#### STATED TASK
Find how many lines contain the word "selectivity" and state that number alone.

#### GIVEN DATA

+-------+

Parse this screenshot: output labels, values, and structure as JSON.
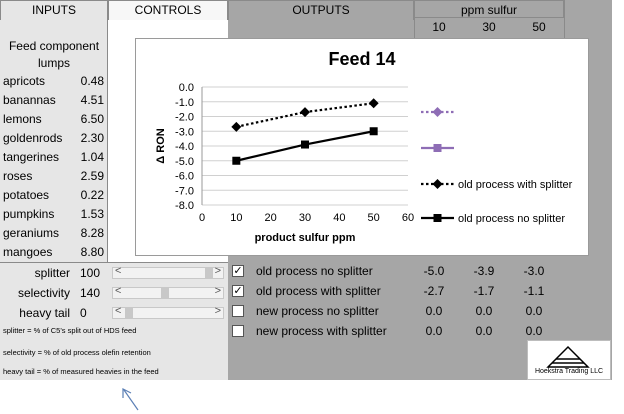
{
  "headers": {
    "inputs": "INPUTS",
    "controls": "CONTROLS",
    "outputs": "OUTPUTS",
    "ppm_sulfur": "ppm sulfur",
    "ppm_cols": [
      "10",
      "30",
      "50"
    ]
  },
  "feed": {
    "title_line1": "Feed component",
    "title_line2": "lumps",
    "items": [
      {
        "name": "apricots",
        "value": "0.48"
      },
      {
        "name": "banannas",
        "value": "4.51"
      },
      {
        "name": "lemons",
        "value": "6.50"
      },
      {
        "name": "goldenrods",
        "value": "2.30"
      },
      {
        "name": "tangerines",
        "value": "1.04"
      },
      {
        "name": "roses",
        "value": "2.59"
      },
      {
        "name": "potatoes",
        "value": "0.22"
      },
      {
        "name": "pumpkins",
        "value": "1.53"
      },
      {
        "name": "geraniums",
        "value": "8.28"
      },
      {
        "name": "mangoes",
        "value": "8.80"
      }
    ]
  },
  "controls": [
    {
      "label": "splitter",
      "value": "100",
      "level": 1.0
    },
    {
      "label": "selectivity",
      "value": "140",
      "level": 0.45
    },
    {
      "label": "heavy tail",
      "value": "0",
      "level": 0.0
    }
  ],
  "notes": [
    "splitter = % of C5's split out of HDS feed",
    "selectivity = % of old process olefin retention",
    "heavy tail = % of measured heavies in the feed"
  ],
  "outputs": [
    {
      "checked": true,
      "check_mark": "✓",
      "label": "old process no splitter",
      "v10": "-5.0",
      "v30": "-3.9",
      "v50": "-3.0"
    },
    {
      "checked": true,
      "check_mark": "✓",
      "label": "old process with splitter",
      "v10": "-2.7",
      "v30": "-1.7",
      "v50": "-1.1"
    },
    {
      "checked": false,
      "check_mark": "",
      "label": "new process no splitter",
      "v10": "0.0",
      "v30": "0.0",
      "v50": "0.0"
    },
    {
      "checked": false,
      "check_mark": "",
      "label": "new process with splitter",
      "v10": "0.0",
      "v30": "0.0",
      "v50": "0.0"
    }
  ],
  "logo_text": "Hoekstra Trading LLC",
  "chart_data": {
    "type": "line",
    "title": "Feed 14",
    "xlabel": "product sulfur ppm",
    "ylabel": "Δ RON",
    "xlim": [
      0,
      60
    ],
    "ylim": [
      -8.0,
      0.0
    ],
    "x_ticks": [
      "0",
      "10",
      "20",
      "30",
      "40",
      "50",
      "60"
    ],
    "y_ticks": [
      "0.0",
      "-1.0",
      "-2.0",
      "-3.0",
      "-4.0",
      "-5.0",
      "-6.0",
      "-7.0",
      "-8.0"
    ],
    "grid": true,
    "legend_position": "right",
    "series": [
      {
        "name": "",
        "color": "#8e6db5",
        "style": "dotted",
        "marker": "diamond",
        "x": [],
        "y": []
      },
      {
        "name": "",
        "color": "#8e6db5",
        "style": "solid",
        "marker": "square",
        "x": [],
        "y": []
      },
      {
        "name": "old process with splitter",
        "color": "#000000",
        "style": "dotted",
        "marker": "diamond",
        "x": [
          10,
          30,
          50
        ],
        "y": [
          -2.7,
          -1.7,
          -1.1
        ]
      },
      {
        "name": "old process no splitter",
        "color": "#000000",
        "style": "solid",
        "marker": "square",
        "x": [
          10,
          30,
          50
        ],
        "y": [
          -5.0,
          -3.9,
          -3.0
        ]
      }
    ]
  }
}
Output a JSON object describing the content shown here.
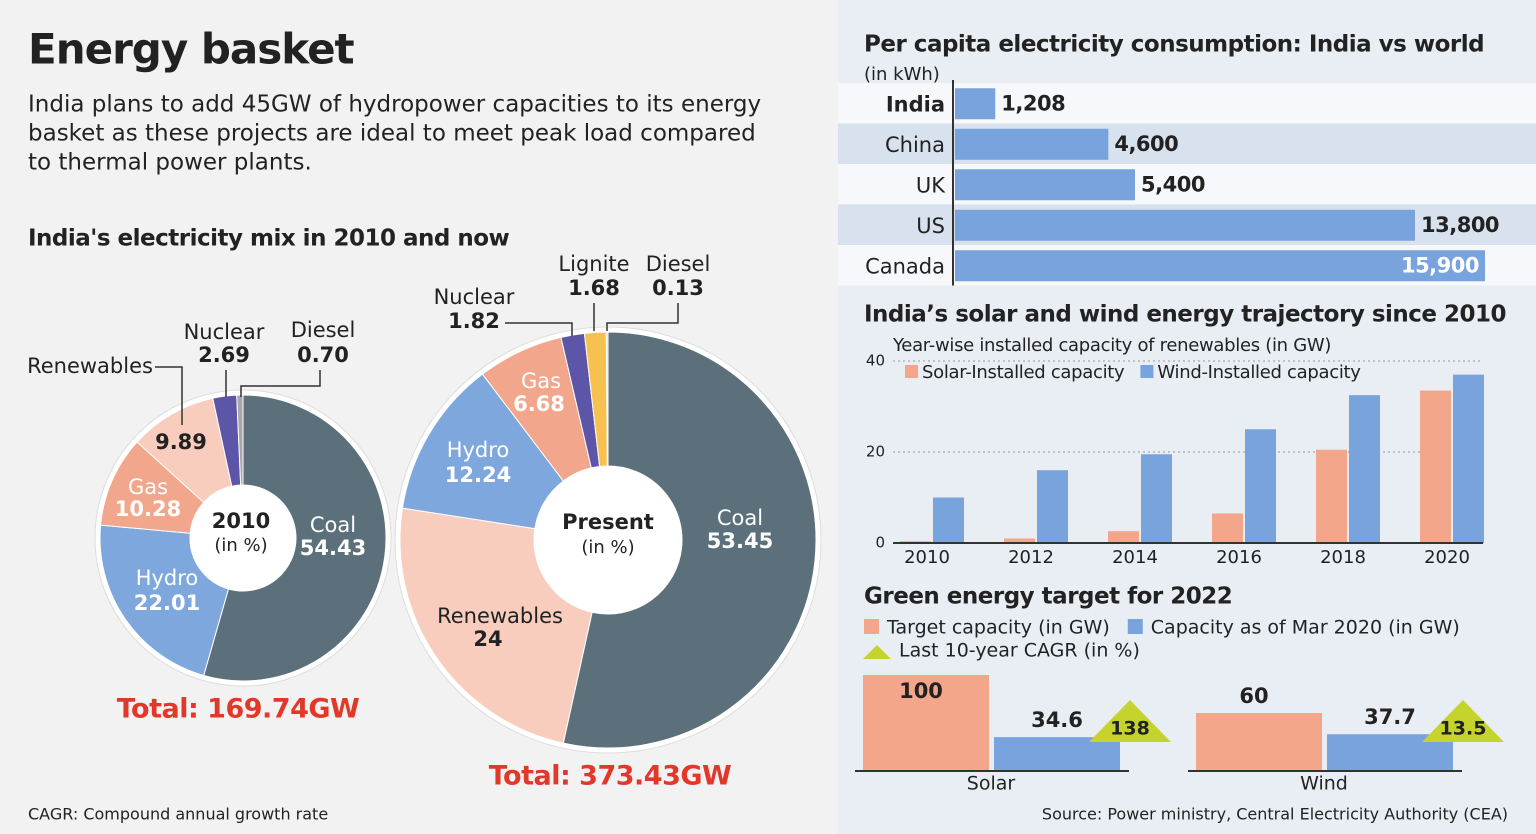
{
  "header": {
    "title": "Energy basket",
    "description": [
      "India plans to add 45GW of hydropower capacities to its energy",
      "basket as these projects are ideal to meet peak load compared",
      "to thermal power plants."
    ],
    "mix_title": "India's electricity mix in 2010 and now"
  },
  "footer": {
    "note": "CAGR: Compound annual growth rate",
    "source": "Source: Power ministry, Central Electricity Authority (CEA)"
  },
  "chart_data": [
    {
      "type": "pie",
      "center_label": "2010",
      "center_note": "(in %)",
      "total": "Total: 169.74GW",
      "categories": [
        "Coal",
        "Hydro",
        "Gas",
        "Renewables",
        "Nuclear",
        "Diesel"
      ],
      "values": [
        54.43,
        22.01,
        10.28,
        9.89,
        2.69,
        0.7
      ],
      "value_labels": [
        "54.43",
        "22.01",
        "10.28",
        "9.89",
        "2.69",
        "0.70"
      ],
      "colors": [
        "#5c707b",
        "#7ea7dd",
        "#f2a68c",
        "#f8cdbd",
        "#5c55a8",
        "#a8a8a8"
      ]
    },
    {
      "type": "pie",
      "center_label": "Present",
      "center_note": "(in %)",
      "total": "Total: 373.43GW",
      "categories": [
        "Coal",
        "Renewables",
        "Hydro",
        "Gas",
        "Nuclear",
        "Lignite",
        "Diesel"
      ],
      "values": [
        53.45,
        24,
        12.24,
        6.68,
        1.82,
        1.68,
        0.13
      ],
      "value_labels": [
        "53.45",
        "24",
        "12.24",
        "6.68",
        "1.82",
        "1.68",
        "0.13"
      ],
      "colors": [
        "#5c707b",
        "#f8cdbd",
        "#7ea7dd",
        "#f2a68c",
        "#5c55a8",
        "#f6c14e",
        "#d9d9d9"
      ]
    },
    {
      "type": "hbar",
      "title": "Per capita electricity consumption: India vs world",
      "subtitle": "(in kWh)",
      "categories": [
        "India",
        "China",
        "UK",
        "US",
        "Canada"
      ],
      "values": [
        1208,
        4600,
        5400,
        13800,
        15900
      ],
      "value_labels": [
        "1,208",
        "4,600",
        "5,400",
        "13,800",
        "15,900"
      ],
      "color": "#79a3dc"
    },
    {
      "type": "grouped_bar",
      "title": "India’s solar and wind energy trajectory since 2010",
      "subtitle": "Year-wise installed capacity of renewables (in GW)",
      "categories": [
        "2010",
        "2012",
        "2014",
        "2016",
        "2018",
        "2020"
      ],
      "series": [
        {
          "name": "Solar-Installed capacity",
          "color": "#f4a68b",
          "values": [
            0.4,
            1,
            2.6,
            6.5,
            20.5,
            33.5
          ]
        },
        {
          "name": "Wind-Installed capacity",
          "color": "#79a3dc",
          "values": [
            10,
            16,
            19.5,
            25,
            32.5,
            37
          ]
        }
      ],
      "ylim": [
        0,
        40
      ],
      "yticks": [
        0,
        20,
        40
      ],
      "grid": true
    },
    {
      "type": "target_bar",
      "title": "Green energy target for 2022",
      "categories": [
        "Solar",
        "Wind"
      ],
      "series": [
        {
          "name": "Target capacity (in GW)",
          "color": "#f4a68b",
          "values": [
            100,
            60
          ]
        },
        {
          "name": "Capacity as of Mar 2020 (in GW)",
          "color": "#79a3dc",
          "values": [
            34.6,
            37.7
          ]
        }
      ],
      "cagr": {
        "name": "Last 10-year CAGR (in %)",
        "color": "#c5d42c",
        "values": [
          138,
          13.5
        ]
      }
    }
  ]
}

+-------+

#### SOLUTION TO THIS TASK
2